Set every record down verbatim and omit the pictures.

● **Available records**
■ ■ ■ ■ ■
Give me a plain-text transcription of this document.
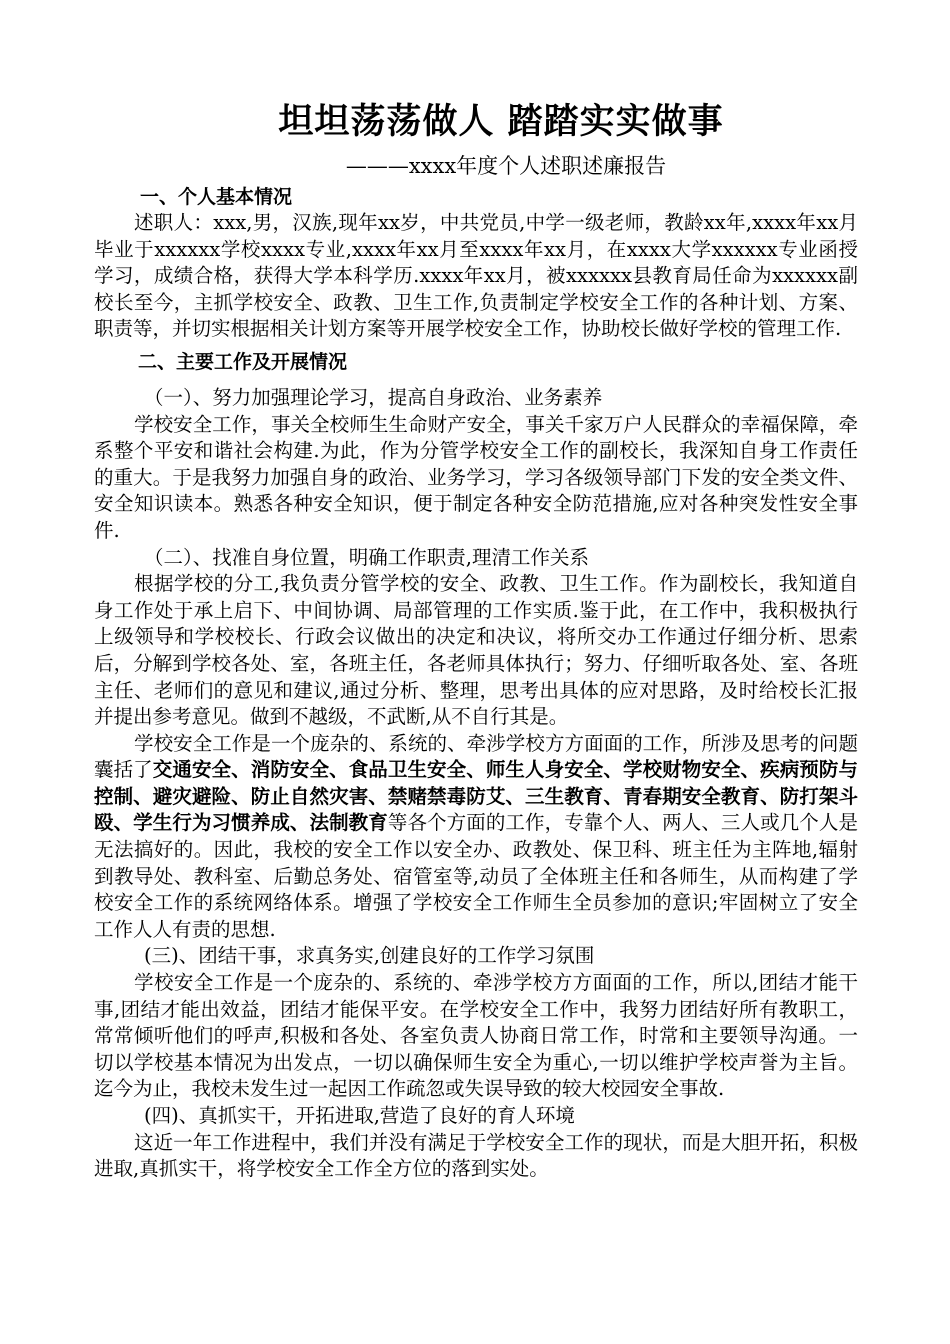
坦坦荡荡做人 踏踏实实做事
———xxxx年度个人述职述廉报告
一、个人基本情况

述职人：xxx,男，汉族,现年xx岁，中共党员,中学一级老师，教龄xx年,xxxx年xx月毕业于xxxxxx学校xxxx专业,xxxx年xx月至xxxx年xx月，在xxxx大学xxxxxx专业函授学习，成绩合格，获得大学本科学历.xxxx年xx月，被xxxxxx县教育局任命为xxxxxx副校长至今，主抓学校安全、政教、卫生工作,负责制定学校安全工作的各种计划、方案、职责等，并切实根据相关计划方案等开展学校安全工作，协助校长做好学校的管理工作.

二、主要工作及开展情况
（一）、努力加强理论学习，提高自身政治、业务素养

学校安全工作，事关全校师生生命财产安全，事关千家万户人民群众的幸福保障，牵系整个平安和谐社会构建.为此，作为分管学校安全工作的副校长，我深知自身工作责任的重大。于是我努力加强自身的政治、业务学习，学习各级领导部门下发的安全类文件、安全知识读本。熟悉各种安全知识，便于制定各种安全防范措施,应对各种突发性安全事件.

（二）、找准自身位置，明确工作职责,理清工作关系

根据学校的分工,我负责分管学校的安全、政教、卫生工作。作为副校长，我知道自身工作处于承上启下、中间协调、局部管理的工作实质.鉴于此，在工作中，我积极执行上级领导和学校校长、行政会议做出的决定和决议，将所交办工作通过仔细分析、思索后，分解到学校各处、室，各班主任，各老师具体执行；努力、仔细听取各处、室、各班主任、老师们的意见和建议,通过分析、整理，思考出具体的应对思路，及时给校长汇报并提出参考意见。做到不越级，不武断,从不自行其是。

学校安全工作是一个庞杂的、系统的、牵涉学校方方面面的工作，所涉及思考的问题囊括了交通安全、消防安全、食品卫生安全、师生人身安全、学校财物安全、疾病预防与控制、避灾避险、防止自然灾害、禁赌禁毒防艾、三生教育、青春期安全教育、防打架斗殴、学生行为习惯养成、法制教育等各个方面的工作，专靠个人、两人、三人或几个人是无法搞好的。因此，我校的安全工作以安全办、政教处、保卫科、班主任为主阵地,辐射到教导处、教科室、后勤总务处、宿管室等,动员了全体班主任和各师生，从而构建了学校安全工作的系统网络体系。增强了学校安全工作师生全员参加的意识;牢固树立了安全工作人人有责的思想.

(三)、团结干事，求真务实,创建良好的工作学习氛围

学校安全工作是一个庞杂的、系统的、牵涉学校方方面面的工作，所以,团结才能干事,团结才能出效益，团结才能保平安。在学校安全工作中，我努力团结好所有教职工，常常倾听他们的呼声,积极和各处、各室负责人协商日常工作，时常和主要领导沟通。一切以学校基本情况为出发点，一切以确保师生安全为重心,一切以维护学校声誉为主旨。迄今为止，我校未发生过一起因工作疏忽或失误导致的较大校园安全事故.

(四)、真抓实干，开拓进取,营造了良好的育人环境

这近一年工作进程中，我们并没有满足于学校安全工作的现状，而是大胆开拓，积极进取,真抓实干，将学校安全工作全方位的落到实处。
■ ■ ■ ■ ■
● **Reply to the task**
Give me a plain-text transcription of this document.
坦坦荡荡做人 踏踏实实做事
———xxxx年度个人述职述廉报告
一、个人基本情况

述职人：xxx,男，汉族,现年xx岁，中共党员,中学一级老师，教龄xx年,xxxx年xx月毕业于xxxxxx学校xxxx专业,xxxx年xx月至xxxx年xx月，在xxxx大学xxxxxx专业函授学习，成绩合格，获得大学本科学历.xxxx年xx月，被xxxxxx县教育局任命为xxxxxx副校长至今，主抓学校安全、政教、卫生工作,负责制定学校安全工作的各种计划、方案、职责等，并切实根据相关计划方案等开展学校安全工作，协助校长做好学校的管理工作.

二、主要工作及开展情况
（一）、努力加强理论学习，提高自身政治、业务素养

学校安全工作，事关全校师生生命财产安全，事关千家万户人民群众的幸福保障，牵系整个平安和谐社会构建.为此，作为分管学校安全工作的副校长，我深知自身工作责任的重大。于是我努力加强自身的政治、业务学习，学习各级领导部门下发的安全类文件、安全知识读本。熟悉各种安全知识，便于制定各种安全防范措施,应对各种突发性安全事件.

（二）、找准自身位置，明确工作职责,理清工作关系

根据学校的分工,我负责分管学校的安全、政教、卫生工作。作为副校长，我知道自身工作处于承上启下、中间协调、局部管理的工作实质.鉴于此，在工作中，我积极执行上级领导和学校校长、行政会议做出的决定和决议，将所交办工作通过仔细分析、思索后，分解到学校各处、室，各班主任，各老师具体执行；努力、仔细听取各处、室、各班主任、老师们的意见和建议,通过分析、整理，思考出具体的应对思路，及时给校长汇报并提出参考意见。做到不越级，不武断,从不自行其是。

学校安全工作是一个庞杂的、系统的、牵涉学校方方面面的工作，所涉及思考的问题囊括了交通安全、消防安全、食品卫生安全、师生人身安全、学校财物安全、疾病预防与控制、避灾避险、防止自然灾害、禁赌禁毒防艾、三生教育、青春期安全教育、防打架斗殴、学生行为习惯养成、法制教育等各个方面的工作，专靠个人、两人、三人或几个人是无法搞好的。因此，我校的安全工作以安全办、政教处、保卫科、班主任为主阵地,辐射到教导处、教科室、后勤总务处、宿管室等,动员了全体班主任和各师生，从而构建了学校安全工作的系统网络体系。增强了学校安全工作师生全员参加的意识;牢固树立了安全工作人人有责的思想.

(三)、团结干事，求真务实,创建良好的工作学习氛围

学校安全工作是一个庞杂的、系统的、牵涉学校方方面面的工作，所以,团结才能干事,团结才能出效益，团结才能保平安。在学校安全工作中，我努力团结好所有教职工，常常倾听他们的呼声,积极和各处、各室负责人协商日常工作，时常和主要领导沟通。一切以学校基本情况为出发点，一切以确保师生安全为重心,一切以维护学校声誉为主旨。迄今为止，我校未发生过一起因工作疏忽或失误导致的较大校园安全事故.

(四)、真抓实干，开拓进取,营造了良好的育人环境

这近一年工作进程中，我们并没有满足于学校安全工作的现状，而是大胆开拓，积极进取,真抓实干，将学校安全工作全方位的落到实处。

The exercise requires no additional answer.